• Written exercise: Extract each line from the entries below that has the string "Port" in it.

• Data shown:
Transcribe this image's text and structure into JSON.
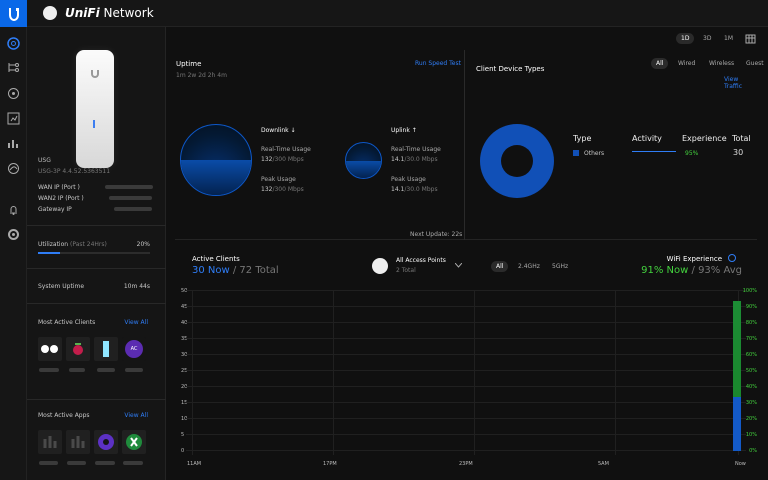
{
  "brand": {
    "name_strong": "UniFi",
    "name": " Network"
  },
  "topbar": {
    "periods": [
      "1D",
      "3D",
      "1M"
    ],
    "selected": "1D"
  },
  "left": {
    "device_model": "USG",
    "device_version": "USG-3P 4.4.52.5363511",
    "wan_ip_label": "WAN IP (Port )",
    "wan2_ip_label": "WAN2 IP (Port )",
    "gateway_ip_label": "Gateway IP",
    "utilization_label": "Utilization",
    "utilization_period": "(Past 24Hrs)",
    "utilization_value": "20%",
    "system_uptime_label": "System Uptime",
    "system_uptime_value": "10m 44s",
    "active_clients_title": "Most Active Clients",
    "active_apps_title": "Most Active Apps",
    "view_all": "View All",
    "client_icon_ac": "AC"
  },
  "uptime": {
    "title": "Uptime",
    "duration": "1m 2w 2d 2h 4m",
    "speed_test": "Run Speed Test",
    "downlink": {
      "label": "Downlink",
      "real_time_label": "Real-Time Usage",
      "real_time_value": "132",
      "real_time_unit": "/300 Mbps",
      "peak_label": "Peak Usage",
      "peak_value": "132",
      "peak_unit": "/300 Mbps"
    },
    "uplink": {
      "label": "Uplink",
      "real_time_label": "Real-Time Usage",
      "real_time_value": "14.1",
      "real_time_unit": "/30.0 Mbps",
      "peak_label": "Peak Usage",
      "peak_value": "14.1",
      "peak_unit": "/30.0 Mbps"
    },
    "next_update": "Next Update: 22s"
  },
  "client_types": {
    "title": "Client Device Types",
    "filters": [
      "All",
      "Wired",
      "Wireless",
      "Guest"
    ],
    "selected_filter": "All",
    "view_traffic": "View Traffic",
    "table_headers": [
      "Type",
      "Activity",
      "Experience",
      "Total"
    ],
    "row": {
      "type": "Others",
      "experience": "95%",
      "total": "30"
    }
  },
  "active_clients": {
    "title": "Active Clients",
    "now": "30 Now",
    "total": " / 72 Total",
    "access_points": "All Access Points",
    "access_points_count": "2 Total",
    "bands": [
      "All",
      "2.4GHz",
      "5GHz"
    ],
    "selected_band": "All",
    "wifi_experience_label": "WiFi Experience",
    "wifi_now": "91% Now",
    "wifi_avg": " / 93% Avg",
    "y_left": [
      "45",
      "40",
      "35",
      "30",
      "25",
      "20",
      "15",
      "10",
      "5",
      "0"
    ],
    "y_left_top": "50",
    "y_right": [
      "100%",
      "90%",
      "80%",
      "70%",
      "60%",
      "50%",
      "40%",
      "30%",
      "20%",
      "10%",
      "0%"
    ],
    "x_labels": [
      "11AM",
      "17PM",
      "23PM",
      "5AM",
      "Now"
    ]
  },
  "colors": {
    "accent": "#2f7df6",
    "bar": "#1150b7",
    "green": "#43d23e"
  }
}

• Full output:
    "wan_ip_label": "WAN IP (Port )",
    "wan2_ip_label": "WAN2 IP (Port )",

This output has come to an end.